### Direction
What number of lines hold the word "screenshot"? State that number and nothing besides.

>> start

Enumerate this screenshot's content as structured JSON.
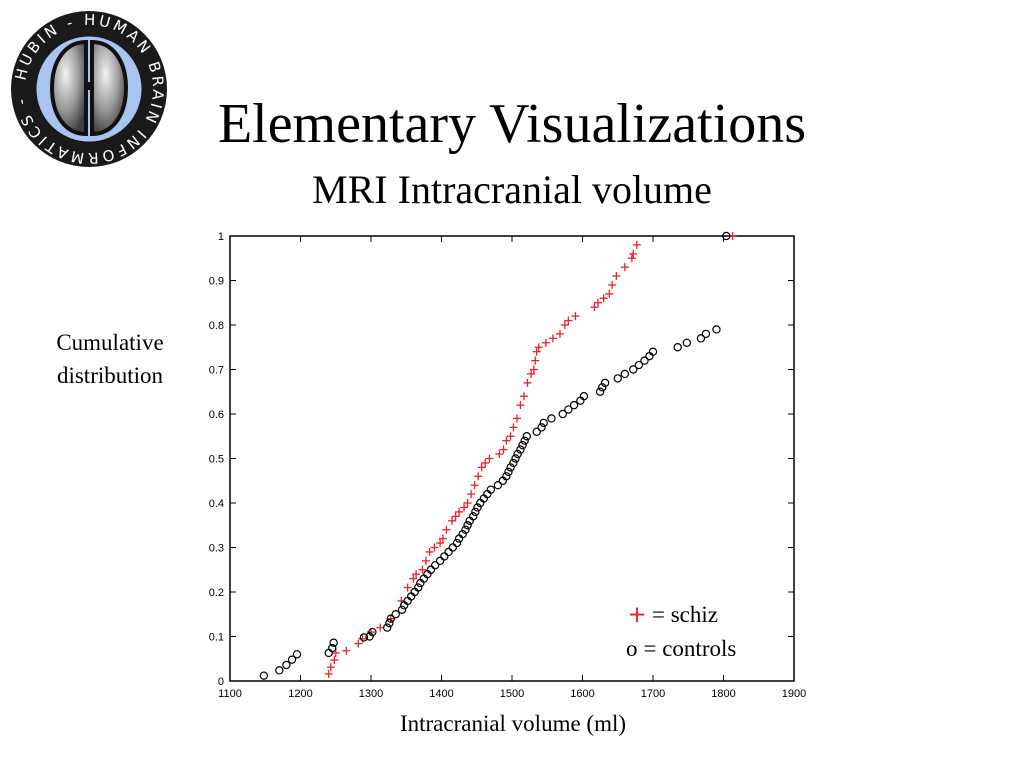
{
  "slide": {
    "title": "Elementary Visualizations",
    "subtitle": "MRI Intracranial volume"
  },
  "logo": {
    "ring_text": "HUBIN - HUMAN BRAIN INFORMATICS -",
    "ring_color": "#a9c4f0",
    "icon": "brain-icon"
  },
  "chart_data": {
    "type": "scatter",
    "xlabel": "Intracranial volume (ml)",
    "ylabel_lines": [
      "Cumulative",
      "distribution"
    ],
    "xlim": [
      1100,
      1900
    ],
    "ylim": [
      0,
      1
    ],
    "xticks": [
      1100,
      1200,
      1300,
      1400,
      1500,
      1600,
      1700,
      1800,
      1900
    ],
    "yticks": [
      0,
      0.1,
      0.2,
      0.3,
      0.4,
      0.5,
      0.6,
      0.7,
      0.8,
      0.9,
      1
    ],
    "grid": false,
    "legend_position": "bottom-right",
    "series": [
      {
        "legend_symbol": "+",
        "legend_label": "= schiz",
        "marker": "plus",
        "color": "#e8222a",
        "x": [
          1240,
          1243,
          1248,
          1250,
          1265,
          1282,
          1288,
          1300,
          1313,
          1328,
          1343,
          1352,
          1360,
          1364,
          1373,
          1378,
          1383,
          1390,
          1398,
          1402,
          1407,
          1415,
          1420,
          1425,
          1432,
          1437,
          1442,
          1447,
          1452,
          1457,
          1462,
          1468,
          1482,
          1488,
          1492,
          1498,
          1502,
          1507,
          1512,
          1517,
          1522,
          1527,
          1531,
          1533,
          1535,
          1538,
          1548,
          1558,
          1568,
          1575,
          1580,
          1590,
          1617,
          1622,
          1630,
          1638,
          1642,
          1648,
          1660,
          1670,
          1672,
          1677,
          1813
        ],
        "y": [
          0.016,
          0.031,
          0.047,
          0.063,
          0.068,
          0.084,
          0.095,
          0.11,
          0.12,
          0.14,
          0.18,
          0.21,
          0.23,
          0.24,
          0.25,
          0.27,
          0.29,
          0.3,
          0.31,
          0.32,
          0.34,
          0.36,
          0.37,
          0.38,
          0.39,
          0.4,
          0.42,
          0.44,
          0.46,
          0.48,
          0.49,
          0.5,
          0.51,
          0.52,
          0.54,
          0.55,
          0.57,
          0.59,
          0.62,
          0.64,
          0.67,
          0.69,
          0.7,
          0.72,
          0.74,
          0.75,
          0.76,
          0.77,
          0.78,
          0.8,
          0.81,
          0.82,
          0.84,
          0.85,
          0.86,
          0.87,
          0.89,
          0.91,
          0.93,
          0.95,
          0.96,
          0.98,
          1.0
        ]
      },
      {
        "legend_symbol": "o",
        "legend_label": "= controls",
        "marker": "circle",
        "color": "#000000",
        "x": [
          1148,
          1170,
          1180,
          1188,
          1195,
          1240,
          1245,
          1247,
          1290,
          1298,
          1302,
          1323,
          1326,
          1328,
          1335,
          1344,
          1347,
          1352,
          1357,
          1362,
          1367,
          1370,
          1375,
          1380,
          1385,
          1391,
          1398,
          1404,
          1410,
          1416,
          1422,
          1425,
          1430,
          1434,
          1437,
          1440,
          1445,
          1448,
          1451,
          1455,
          1460,
          1465,
          1470,
          1480,
          1487,
          1492,
          1495,
          1498,
          1502,
          1505,
          1508,
          1512,
          1515,
          1518,
          1521,
          1535,
          1542,
          1545,
          1556,
          1572,
          1580,
          1588,
          1597,
          1602,
          1625,
          1628,
          1632,
          1650,
          1660,
          1672,
          1680,
          1688,
          1695,
          1700,
          1735,
          1748,
          1768,
          1775,
          1790,
          1804
        ],
        "y": [
          0.012,
          0.024,
          0.036,
          0.048,
          0.06,
          0.063,
          0.074,
          0.086,
          0.098,
          0.1,
          0.11,
          0.12,
          0.13,
          0.14,
          0.15,
          0.16,
          0.17,
          0.18,
          0.19,
          0.2,
          0.21,
          0.22,
          0.23,
          0.24,
          0.25,
          0.26,
          0.27,
          0.28,
          0.29,
          0.3,
          0.31,
          0.32,
          0.33,
          0.34,
          0.35,
          0.36,
          0.37,
          0.38,
          0.39,
          0.4,
          0.41,
          0.42,
          0.43,
          0.44,
          0.45,
          0.46,
          0.47,
          0.48,
          0.49,
          0.5,
          0.51,
          0.52,
          0.53,
          0.54,
          0.55,
          0.56,
          0.57,
          0.58,
          0.59,
          0.6,
          0.61,
          0.62,
          0.63,
          0.64,
          0.65,
          0.66,
          0.67,
          0.68,
          0.69,
          0.7,
          0.71,
          0.72,
          0.73,
          0.74,
          0.75,
          0.76,
          0.77,
          0.78,
          0.79,
          1.0
        ]
      }
    ]
  }
}
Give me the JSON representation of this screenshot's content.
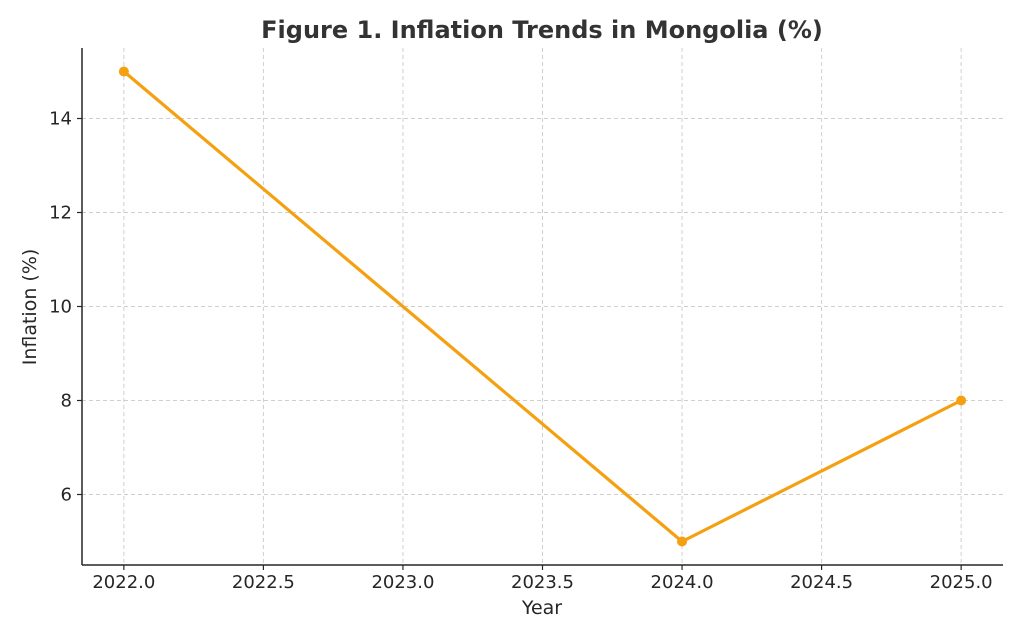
{
  "chart_data": {
    "type": "line",
    "title": "Figure 1. Inflation Trends in Mongolia (%)",
    "xlabel": "Year",
    "ylabel": "Inflation (%)",
    "x_ticks": [
      "2022.0",
      "2022.5",
      "2023.0",
      "2023.5",
      "2024.0",
      "2024.5",
      "2025.0"
    ],
    "y_ticks": [
      "6",
      "8",
      "10",
      "12",
      "14"
    ],
    "xlim": [
      2021.85,
      2025.15
    ],
    "ylim": [
      4.5,
      15.5
    ],
    "grid": true,
    "series": [
      {
        "color": "#f5a010",
        "x": [
          2022,
          2024,
          2025
        ],
        "y": [
          15,
          5,
          8
        ]
      }
    ]
  }
}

>> end

### The result
2